» **SET EXERCISE 1**:
In the R mailing-list message, what does Michael Lawrence call probably the best feature of roxygen?

» **DOCUMENT PASSAGE**:

--- start ---

Re: [Rd] Best practices in developing package: From a single file

2018-01-31 Thread Michael Lawrence
I pretty much agree. I tried using roxygen when it was first released but
couldn't stand putting documentation in comments, especially for complex,
S4-based software. Rd is easy to read and write and lets me focus on the
task of writing documentation (focus is the hardest part of any task for
me). Probably the best feature of roxygen is that it automatically
generates \usage{}, which is otherwise completely redundant with the code.

I think the preceeding systems like doxygen, javadoc, gtk-doc, qtdoc, etc,
found a nice compromise through templating, where the bulk of the details
are written into the template, and just the essentials (usage, arguments,
return value) were embedded in the source file. I think this is even more
important for R, since we're often describing complex algorithms, while
most C/C++/Java software is oriented complex classes containing many
relatively simple methods.

Michael


On Tue, Jan 30, 2018 at 11:53 AM, Duncan Murdoch 
wrote:

> On 30/01/2018 11:29 AM, Brian G. Peterson wrote:
>
>> On Tue, 2018-01-30 at 17:00 +0100, Suzen, Mehmet wrote:
>>
>>> Dear R developers,
>>>
>>> I am wondering what are the best practices for developing an R
>>> package. I am aware of Hadley Wickham's best practice
>>> documentation/book (http://r-pkgs.had.co.nz/).  I recall a couple of
>>> years ago there were some tools for generating a package out of a
>>> single file, such as using package.skeleton, but no auto-generated
>>> documentation. Do you know a way to generate documentation and a
>>> package out of single R source file, or from an environment?
>>>
>>
>> Mehmet,
>>
>> This list is for development of the R language itself and closely
>> related tools.  There is a separate list, R-pkg-devel, for development
>> of packages.
>>
>> Since you're here, I'll try to answer your question.

--- end ---

» **SET EXERCISE 2**:
Repeat the records from their first line through the line containing "cell-l-id: J6 bbox=[114, 728, 158, 751]", including both ends.

» **RECORDS FOR THE TASK**:

--- start ---

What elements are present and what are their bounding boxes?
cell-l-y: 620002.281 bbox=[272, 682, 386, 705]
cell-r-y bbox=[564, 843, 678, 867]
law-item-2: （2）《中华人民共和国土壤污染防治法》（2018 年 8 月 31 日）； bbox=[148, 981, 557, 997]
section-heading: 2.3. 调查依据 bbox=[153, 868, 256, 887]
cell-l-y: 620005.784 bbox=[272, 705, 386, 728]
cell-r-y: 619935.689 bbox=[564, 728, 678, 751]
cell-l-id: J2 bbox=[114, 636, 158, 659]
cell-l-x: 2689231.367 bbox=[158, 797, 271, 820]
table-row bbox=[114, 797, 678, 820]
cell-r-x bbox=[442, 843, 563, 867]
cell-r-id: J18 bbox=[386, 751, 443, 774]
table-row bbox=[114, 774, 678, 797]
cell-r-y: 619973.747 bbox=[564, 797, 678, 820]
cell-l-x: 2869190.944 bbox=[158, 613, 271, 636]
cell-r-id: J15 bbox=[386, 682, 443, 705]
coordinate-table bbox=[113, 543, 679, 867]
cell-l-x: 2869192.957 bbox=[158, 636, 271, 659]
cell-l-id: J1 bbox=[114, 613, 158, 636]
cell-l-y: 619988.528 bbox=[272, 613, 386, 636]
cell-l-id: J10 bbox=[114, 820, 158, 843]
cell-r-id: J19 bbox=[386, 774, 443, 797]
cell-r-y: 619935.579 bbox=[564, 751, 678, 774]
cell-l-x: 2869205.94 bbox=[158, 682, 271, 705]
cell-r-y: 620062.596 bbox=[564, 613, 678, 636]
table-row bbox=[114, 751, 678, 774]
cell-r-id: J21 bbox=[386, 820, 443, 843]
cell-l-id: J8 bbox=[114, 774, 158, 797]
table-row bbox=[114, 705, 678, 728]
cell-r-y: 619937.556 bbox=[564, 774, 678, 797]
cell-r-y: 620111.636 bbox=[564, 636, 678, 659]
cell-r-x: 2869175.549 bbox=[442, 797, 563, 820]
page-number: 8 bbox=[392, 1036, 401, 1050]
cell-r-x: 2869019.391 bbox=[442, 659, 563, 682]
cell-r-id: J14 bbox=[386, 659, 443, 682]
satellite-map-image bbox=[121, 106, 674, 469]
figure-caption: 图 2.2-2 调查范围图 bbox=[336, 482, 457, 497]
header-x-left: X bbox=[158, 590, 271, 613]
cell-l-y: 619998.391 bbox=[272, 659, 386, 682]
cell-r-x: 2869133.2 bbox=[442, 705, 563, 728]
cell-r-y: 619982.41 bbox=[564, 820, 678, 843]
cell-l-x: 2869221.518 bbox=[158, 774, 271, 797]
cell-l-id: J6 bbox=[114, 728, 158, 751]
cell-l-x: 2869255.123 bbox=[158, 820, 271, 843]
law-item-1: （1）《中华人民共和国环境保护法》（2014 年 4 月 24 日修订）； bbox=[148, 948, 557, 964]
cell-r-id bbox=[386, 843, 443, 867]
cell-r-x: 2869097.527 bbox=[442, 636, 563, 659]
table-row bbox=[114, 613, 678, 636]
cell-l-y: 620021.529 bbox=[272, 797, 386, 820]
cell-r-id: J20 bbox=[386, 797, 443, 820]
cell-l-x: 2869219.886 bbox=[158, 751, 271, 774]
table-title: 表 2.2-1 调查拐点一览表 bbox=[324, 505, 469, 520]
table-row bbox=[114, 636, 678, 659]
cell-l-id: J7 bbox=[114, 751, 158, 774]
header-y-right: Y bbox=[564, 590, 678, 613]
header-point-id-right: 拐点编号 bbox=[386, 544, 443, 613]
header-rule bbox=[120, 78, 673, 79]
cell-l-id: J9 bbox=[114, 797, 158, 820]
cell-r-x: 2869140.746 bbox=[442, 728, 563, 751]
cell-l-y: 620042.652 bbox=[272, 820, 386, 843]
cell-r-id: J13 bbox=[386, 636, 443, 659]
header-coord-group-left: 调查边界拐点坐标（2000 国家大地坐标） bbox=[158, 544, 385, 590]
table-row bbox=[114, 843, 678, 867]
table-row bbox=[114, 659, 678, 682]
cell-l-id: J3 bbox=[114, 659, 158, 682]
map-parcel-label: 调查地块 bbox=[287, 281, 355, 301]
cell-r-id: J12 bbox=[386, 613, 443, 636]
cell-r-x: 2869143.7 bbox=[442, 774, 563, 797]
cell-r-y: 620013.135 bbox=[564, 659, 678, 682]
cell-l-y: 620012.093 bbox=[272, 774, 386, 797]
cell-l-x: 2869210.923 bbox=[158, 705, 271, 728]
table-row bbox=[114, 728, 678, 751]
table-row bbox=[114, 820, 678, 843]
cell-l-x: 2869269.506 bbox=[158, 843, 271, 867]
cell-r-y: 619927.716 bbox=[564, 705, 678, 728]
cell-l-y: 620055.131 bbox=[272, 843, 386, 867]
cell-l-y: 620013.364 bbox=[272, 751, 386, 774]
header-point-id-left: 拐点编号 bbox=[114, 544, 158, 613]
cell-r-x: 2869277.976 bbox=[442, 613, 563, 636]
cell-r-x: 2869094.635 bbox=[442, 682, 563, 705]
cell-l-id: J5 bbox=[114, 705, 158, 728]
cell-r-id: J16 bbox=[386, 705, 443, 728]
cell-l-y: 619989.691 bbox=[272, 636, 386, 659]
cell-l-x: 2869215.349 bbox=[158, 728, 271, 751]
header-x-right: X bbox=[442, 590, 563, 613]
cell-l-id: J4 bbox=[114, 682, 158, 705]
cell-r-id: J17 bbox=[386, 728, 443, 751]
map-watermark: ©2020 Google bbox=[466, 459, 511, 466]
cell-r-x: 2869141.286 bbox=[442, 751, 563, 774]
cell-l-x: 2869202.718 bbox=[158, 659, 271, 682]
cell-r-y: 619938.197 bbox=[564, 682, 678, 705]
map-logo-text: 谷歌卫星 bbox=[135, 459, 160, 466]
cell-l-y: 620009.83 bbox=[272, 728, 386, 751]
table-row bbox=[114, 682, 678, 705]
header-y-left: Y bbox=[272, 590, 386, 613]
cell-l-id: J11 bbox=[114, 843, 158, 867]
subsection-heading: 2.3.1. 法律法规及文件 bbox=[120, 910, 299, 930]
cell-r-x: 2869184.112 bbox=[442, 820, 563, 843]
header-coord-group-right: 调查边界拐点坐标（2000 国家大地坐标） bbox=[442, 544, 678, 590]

--- end ---

» **RESPONSE 1**:
It automatically generates \usage{}.

» **RESPONSE 2**:
What elements are present and what are their bounding boxes?
cell-l-y: 620002.281 bbox=[272, 682, 386, 705]
cell-r-y bbox=[564, 843, 678, 867]
law-item-2: （2）《中华人民共和国土壤污染防治法》（2018 年 8 月 31 日）； bbox=[148, 981, 557, 997]
section-heading: 2.3. 调查依据 bbox=[153, 868, 256, 887]
cell-l-y: 620005.784 bbox=[272, 705, 386, 728]
cell-r-y: 619935.689 bbox=[564, 728, 678, 751]
cell-l-id: J2 bbox=[114, 636, 158, 659]
cell-l-x: 2689231.367 bbox=[158, 797, 271, 820]
table-row bbox=[114, 797, 678, 820]
cell-r-x bbox=[442, 843, 563, 867]
cell-r-id: J18 bbox=[386, 751, 443, 774]
table-row bbox=[114, 774, 678, 797]
cell-r-y: 619973.747 bbox=[564, 797, 678, 820]
cell-l-x: 2869190.944 bbox=[158, 613, 271, 636]
cell-r-id: J15 bbox=[386, 682, 443, 705]
coordinate-table bbox=[113, 543, 679, 867]
cell-l-x: 2869192.957 bbox=[158, 636, 271, 659]
cell-l-id: J1 bbox=[114, 613, 158, 636]
cell-l-y: 619988.528 bbox=[272, 613, 386, 636]
cell-l-id: J10 bbox=[114, 820, 158, 843]
cell-r-id: J19 bbox=[386, 774, 443, 797]
cell-r-y: 619935.579 bbox=[564, 751, 678, 774]
cell-l-x: 2869205.94 bbox=[158, 682, 271, 705]
cell-r-y: 620062.596 bbox=[564, 613, 678, 636]
table-row bbox=[114, 751, 678, 774]
cell-r-id: J21 bbox=[386, 820, 443, 843]
cell-l-id: J8 bbox=[114, 774, 158, 797]
table-row bbox=[114, 705, 678, 728]
cell-r-y: 619937.556 bbox=[564, 774, 678, 797]
cell-r-y: 620111.636 bbox=[564, 636, 678, 659]
cell-r-x: 2869175.549 bbox=[442, 797, 563, 820]
page-number: 8 bbox=[392, 1036, 401, 1050]
cell-r-x: 2869019.391 bbox=[442, 659, 563, 682]
cell-r-id: J14 bbox=[386, 659, 443, 682]
satellite-map-image bbox=[121, 106, 674, 469]
figure-caption: 图 2.2-2 调查范围图 bbox=[336, 482, 457, 497]
header-x-left: X bbox=[158, 590, 271, 613]
cell-l-y: 619998.391 bbox=[272, 659, 386, 682]
cell-r-x: 2869133.2 bbox=[442, 705, 563, 728]
cell-r-y: 619982.41 bbox=[564, 820, 678, 843]
cell-l-x: 2869221.518 bbox=[158, 774, 271, 797]
cell-l-id: J6 bbox=[114, 728, 158, 751]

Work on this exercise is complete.